GIVEN TEXT:
•••

Hilary Marsh: Your Content Strategy Supports Customer-Centric Culture
[ad_1]
Remember the idiom about not being able to see the forest for the trees?
In many ways, it crystalizes the message Hilary Marsh will share with attendees at CMSWire’s DX Summit this November. While her words will be far more eloquently delivered, she will stress the necessity of looking at content from a high level perspective.
Marsh is the president and chief strategist of Content Company, a Chicago-based content strategy consultancy. The company works with clients including the American Bar Association, Endocrine Society, Institute of Food Technologists, Allstate, Intuit and California State University.
Content Strategist, Professor, Public Speaker
An experienced strategic communicator, Marsh has created digital strategies, developed content strategies and management plans, managed social media guidelines and channels, built e-newsletter programs, written digital content, and helped organizations choose content management systems. As the managing director of Realtor.org, she oversaw the National Association of Realtors’ website and spearheaded the organization’s social media strategy.
In addition to consulting, Marsh teaches content strategy courses for Kent State University’s online masters program in user experience design. She manages the 25,000-member content strategy community on LinkedIn and the 1,200-member Chicago content strategy meet-up.
She is also a frequent speaker at national and global conferences, including the AM&P Annual Conference, ASAE Tech Conference, Confab content strategy conference, Content Strategy Forum, Technology Councils of North America summer conference, IA Summit, WebVisions conference and Society of Technical Communications awards banquet, and numerous meet-ups and webinars.
Building Your Content Ecosystem
Marsh assists corporations, associations and nonprofits in getting better results for their content. To do this, she focuses on content creation, management, promotions and governance.
She’ll share her insights on content and digital strategy at the DX Summit this Nov. 14 through 16 at the Radisson Blu Aqua Hotel in Chicago. Marsh will discuss how organizations can build effective content ecosystems and transform their content into assets that deliver audience value and drive business success.
CMSWire caught up with Marsh to learn more about developing optimal content ecosystems and how to create one that aligns with the business objectives of your organization.
Audience-Centric, Business-Sensitive Content Strategy
Walter: What message do you plan to deliver at the DX Summit?
Marsh: That all the content your organization creates is more effective if it’s created within the context of a larger perspective. It’s not only about an individual program, product or service, but also about surfacing and connecting the work your organization does and the overall relationship you’re building with your audience through each individual piece.
Walter: Why is content creation so critically important today?
Marsh: Content is the way an organization’s work is manifested in the world. Every product, program, service, etc. is manifested in the world as content. Therefore, all content has to be written in the brand’s voice and tone, and with the audience’s perspectives and needs in mind.
Walter: What are the key elements of a content strategy?
Marsh:
- Audience understanding (gathering information from surveys, interviews, and staff knowledge), often distilled into personas
- Articulation of the organization’s strategic priorities and identity (voice and tone)
- Knowledge of the content that exists, and how it is meeting its goals — and if it’s not effective, developing ways to fix that
- Creating roles/responsibilities and processes for planning, creating, managing, governing and measuring content
- Developing guidelines for content creation
Walter: How do you expect the content space to change over the next few years?
Marsh: Hopefully, as organizations understand the role that their content plays for them, there will be an even greater demand — from both executives and those who produce content — for an audience-centric, business-sensitive content strategy.
Walter: Everyone complains about email overload, but e-newsletters remain important marketing tools. Why?
Marsh: Email is still the best push medium there is. Everyone has an inbox.
Walter: What do you do outside of work to recharge?
Marsh: I love listening to live music and spending time outdoors.

•••

DATA:
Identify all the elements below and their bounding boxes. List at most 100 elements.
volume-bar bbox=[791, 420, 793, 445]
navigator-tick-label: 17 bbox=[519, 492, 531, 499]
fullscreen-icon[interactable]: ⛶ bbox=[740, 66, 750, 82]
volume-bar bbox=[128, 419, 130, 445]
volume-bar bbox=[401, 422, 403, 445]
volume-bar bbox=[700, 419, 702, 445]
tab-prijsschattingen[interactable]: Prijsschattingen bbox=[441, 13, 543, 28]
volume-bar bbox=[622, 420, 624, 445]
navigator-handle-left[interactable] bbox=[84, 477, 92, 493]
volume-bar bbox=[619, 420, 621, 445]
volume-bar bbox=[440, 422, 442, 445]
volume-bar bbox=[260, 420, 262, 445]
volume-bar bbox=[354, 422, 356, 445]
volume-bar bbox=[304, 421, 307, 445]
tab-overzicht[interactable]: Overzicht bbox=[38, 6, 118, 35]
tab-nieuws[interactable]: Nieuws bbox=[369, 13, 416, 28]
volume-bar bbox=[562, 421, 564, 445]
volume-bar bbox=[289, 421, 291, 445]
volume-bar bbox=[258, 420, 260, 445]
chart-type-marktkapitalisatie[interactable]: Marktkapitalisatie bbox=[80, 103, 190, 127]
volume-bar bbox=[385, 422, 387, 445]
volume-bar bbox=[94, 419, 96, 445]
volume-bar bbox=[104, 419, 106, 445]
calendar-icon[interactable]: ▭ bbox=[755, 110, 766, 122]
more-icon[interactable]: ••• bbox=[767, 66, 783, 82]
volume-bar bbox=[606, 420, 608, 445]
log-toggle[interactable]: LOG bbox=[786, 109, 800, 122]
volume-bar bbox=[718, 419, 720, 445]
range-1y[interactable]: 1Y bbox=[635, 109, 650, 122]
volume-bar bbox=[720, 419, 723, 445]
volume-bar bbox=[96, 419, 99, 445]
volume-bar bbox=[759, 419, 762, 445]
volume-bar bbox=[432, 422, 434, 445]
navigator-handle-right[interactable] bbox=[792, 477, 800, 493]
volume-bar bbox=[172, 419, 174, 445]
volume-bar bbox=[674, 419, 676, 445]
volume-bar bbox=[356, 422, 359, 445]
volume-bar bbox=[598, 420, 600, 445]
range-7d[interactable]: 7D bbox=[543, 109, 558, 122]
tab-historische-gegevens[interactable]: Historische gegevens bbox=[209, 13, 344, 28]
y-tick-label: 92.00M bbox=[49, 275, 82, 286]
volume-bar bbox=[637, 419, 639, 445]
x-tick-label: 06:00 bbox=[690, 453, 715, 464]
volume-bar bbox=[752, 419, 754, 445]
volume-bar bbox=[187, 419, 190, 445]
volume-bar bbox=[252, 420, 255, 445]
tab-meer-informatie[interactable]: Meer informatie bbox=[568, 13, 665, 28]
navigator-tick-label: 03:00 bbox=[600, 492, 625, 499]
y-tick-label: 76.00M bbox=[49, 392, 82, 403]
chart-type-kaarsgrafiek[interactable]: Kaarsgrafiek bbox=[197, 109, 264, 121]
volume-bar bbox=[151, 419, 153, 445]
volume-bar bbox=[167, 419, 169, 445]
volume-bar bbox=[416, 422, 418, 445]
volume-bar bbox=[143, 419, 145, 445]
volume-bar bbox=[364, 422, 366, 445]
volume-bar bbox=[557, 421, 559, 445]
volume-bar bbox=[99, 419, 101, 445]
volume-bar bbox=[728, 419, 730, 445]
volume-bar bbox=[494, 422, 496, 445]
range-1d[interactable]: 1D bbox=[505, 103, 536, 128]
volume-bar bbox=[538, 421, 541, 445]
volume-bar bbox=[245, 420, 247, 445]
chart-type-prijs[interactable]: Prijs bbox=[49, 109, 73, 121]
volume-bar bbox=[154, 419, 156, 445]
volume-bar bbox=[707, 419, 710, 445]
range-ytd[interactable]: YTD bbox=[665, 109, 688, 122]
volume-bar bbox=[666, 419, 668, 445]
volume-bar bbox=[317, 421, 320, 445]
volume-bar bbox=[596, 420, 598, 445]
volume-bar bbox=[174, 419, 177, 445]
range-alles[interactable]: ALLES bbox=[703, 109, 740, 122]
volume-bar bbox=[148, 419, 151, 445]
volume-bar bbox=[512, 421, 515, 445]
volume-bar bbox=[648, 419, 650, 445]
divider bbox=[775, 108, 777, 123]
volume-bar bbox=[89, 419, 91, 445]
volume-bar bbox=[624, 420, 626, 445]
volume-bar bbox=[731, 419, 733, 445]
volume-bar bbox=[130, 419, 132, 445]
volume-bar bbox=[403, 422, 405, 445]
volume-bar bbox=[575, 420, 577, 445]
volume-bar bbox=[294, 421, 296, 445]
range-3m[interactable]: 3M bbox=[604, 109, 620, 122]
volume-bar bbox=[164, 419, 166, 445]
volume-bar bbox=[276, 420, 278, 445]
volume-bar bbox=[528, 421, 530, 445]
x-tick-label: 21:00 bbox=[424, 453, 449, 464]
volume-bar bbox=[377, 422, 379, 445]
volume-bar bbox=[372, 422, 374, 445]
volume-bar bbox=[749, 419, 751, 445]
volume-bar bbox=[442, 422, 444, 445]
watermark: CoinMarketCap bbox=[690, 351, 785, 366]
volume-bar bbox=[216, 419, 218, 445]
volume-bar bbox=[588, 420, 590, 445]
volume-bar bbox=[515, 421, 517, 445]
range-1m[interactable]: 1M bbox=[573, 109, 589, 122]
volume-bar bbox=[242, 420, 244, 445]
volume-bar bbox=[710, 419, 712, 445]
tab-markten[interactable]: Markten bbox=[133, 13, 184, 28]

•••

STUDY QUESTIONS:
(a) According to the Hilary Marsh profile, how many members are in the content strategy community on LinkedIn that she manages?
(b) From the Hilary Marsh profile, retype the part that opens with the words containing "Marsh: That all" and closes with "critically important today?".

RESULTS OF THE TASKS:
(a) It has 25,000 members.

(b)
Marsh: That all the content your organization creates is more effective if it’s created within the context of a larger perspective. It’s not only about an individual program, product or service, but also about surfacing and connecting the work your organization does and the overall relationship you’re building with your audience through each individual piece.
Walter: Why is content creation so critically important today?